• [提示テキスト]
____________________

そう思える相手と居るのか?という問題もある。

でも、私にはたぶん居ると思う。

もし、その時になったら、1200kmの距離があったとしてもその場所まで行く自分が居ると思う。

私がもし侵略されたら、相手も私をきちんと探し出してくれるという保証も何もないけど。

思いなんて独りよがりだから。

感想的なネタバレになります。

デザイナーの長澤まさみ演じる鳴海。突然、失踪していた松田龍平演じる真司が見つかり、病院へ迎えに行く。

記憶がないような夫。

まともに歩くことも出来ないが、夫だからと手を差し伸べる。

失踪していて、その前に終わってる関係で私は、病院から呼び出されて迎えに行くだろうか?

きっと行かない。

夫の実家に連絡するだろう。

鳴海は迎えに行く。夫は鳴海に対してなぜか敬語だ。それに対して「やめて」と言い、普通の会話になる。

その後も夫の不可解な行動が続く。

前田敦子が鳴海の妹の明日美が来る。

妹のことも知らないと言う真司。明日美は自分と真司の関係を説明する。

____________________

• [課題の指示]
a) 映画の感想文から、「デザイナーの長澤まさみ演じる」から「夫の実家に連絡するだろう。」までをすべて一字一句変えずに引用してください。
b) 映画の感想文によると、鳴海を演じているのは誰ですか。
c) 映画の感想文の最後の文に続けて、その先を書き進めてください。
データは映画の感想文とは別個の資料です。

____________________

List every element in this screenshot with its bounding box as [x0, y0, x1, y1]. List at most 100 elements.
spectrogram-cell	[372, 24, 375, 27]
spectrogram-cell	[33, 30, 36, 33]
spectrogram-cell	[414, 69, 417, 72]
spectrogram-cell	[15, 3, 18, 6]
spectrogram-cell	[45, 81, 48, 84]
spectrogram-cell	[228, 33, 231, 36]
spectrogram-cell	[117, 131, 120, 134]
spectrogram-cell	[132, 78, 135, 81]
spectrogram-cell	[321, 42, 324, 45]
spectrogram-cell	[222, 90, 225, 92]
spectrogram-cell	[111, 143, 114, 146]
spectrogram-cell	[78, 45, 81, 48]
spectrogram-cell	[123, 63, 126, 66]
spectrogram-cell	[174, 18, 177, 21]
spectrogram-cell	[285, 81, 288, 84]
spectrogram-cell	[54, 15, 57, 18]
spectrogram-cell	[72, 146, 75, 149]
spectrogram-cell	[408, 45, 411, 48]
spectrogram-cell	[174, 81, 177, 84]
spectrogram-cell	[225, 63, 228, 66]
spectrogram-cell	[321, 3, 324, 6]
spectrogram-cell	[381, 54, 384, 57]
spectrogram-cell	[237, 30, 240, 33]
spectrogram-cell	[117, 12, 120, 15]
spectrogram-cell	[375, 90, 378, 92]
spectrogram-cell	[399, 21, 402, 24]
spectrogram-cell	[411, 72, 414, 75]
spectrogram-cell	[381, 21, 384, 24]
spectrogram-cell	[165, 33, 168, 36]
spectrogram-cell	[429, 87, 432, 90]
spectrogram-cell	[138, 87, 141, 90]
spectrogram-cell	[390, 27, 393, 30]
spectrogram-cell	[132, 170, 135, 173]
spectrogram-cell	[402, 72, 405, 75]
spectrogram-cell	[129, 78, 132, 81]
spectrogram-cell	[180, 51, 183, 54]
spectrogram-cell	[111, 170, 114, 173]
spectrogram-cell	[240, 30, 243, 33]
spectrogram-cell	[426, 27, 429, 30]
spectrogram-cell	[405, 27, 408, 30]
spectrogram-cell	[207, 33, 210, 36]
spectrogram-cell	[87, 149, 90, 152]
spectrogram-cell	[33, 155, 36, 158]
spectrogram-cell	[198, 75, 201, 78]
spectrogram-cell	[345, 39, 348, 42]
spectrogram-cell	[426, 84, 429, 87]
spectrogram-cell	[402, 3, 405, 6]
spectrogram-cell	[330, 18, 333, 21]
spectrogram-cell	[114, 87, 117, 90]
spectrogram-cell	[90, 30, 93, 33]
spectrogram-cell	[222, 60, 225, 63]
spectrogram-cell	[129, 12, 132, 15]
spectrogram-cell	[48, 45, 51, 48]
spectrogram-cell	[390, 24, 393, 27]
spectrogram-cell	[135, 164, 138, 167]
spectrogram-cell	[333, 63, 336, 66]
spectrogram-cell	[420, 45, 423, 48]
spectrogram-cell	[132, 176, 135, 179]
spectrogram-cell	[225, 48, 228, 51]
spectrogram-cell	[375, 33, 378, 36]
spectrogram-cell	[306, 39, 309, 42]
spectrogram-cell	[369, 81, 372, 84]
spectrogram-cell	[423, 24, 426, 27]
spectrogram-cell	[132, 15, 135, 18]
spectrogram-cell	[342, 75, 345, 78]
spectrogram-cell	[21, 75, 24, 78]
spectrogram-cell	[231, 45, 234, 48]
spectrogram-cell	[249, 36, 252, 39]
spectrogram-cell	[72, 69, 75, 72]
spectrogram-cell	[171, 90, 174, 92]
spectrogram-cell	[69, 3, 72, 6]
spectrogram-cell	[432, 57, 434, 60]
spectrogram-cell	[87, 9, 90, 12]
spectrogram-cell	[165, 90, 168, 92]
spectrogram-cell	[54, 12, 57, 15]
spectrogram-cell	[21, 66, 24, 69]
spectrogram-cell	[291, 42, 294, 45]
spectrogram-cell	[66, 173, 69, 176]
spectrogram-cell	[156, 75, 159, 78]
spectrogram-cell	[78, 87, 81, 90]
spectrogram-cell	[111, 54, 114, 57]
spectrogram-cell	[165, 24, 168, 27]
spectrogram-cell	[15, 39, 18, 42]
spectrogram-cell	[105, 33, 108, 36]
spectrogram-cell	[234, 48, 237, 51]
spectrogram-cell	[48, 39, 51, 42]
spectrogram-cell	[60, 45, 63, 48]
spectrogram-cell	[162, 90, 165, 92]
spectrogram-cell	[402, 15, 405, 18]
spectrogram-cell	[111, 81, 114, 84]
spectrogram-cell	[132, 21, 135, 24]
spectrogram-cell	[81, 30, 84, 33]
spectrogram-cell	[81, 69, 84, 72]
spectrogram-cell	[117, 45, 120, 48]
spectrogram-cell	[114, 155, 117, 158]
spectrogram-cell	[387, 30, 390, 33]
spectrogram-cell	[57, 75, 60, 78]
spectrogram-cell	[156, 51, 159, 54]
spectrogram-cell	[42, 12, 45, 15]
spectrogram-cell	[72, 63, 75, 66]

____________________

• [課題別の解答]
a)
デザイナーの長澤まさみ演じる鳴海。突然、失踪していた松田龍平演じる真司が見つかり、病院へ迎えに行く。

記憶がないような夫。

まともに歩くことも出来ないが、夫だからと手を差し伸べる。

失踪していて、その前に終わってる関係で私は、病院から呼び出されて迎えに行くだろうか?

きっと行かない。

夫の実家に連絡するだろう。

b) 長澤まさみです。

c)
それは・・・

「家族」という概念。

真司はその概念を奪う。

概念を奪われた明日美は姉を嫌悪し帰ってしまう。

鳴海はそんな真司をとりあえず面倒を見る。それがどこからくるものなのか?

姿が見えなければ仕事中でも気になって探しに行く。

「外に出ないで」

夫だけど従属物にしがちな発想。

だからどこからかほつれていく関係性とも思える。

私も今の関係になる前は家に居ることを強いられてきていたように思う。

そんなのはきっといい関係で続けられるわけがない。

真司は言う。

「自分は宇宙人で侵略をしに来た。」のだと。

「真司の身体を乗っ取ったというか、真司には眠ってもらっていて真司の記憶を借りて話している」のだと。

真司は日本で概念を得るために鳴海にガイドになって欲しいと頼む。

頼まれた鳴海は「何よ。ガイドって!!」状態。

そりゃあそうだろう。妻であってガイドではないのだから。

それでも宇宙人真司は「ガイドは信頼する人ってことだろう」と。

鳴海は完全に勘違いする。

終わってる関係性だったものの、どこかで夫とやり直したかったのか?

真司は散歩に出かけて引きこもりだった満島真之介演じる丸尾の家に入ろうとする。

そこで「所有物」という概念を奪う。

「俺の家」という言葉に「の」の意味を深く問う。そうだよね。

そこで所有物という概念を奪われた丸尾は世界が変わる。

自分だけの世界に引きこもっていた彼が明るくなる。

引きこもりの持っていた概念って何なんだろう?

ここに居ること

とかなんだろうか?

真司同様の宇宙人がもう二人いた。

そのうちの一人はなんと最初は金魚に乗り移ってしまったらしい。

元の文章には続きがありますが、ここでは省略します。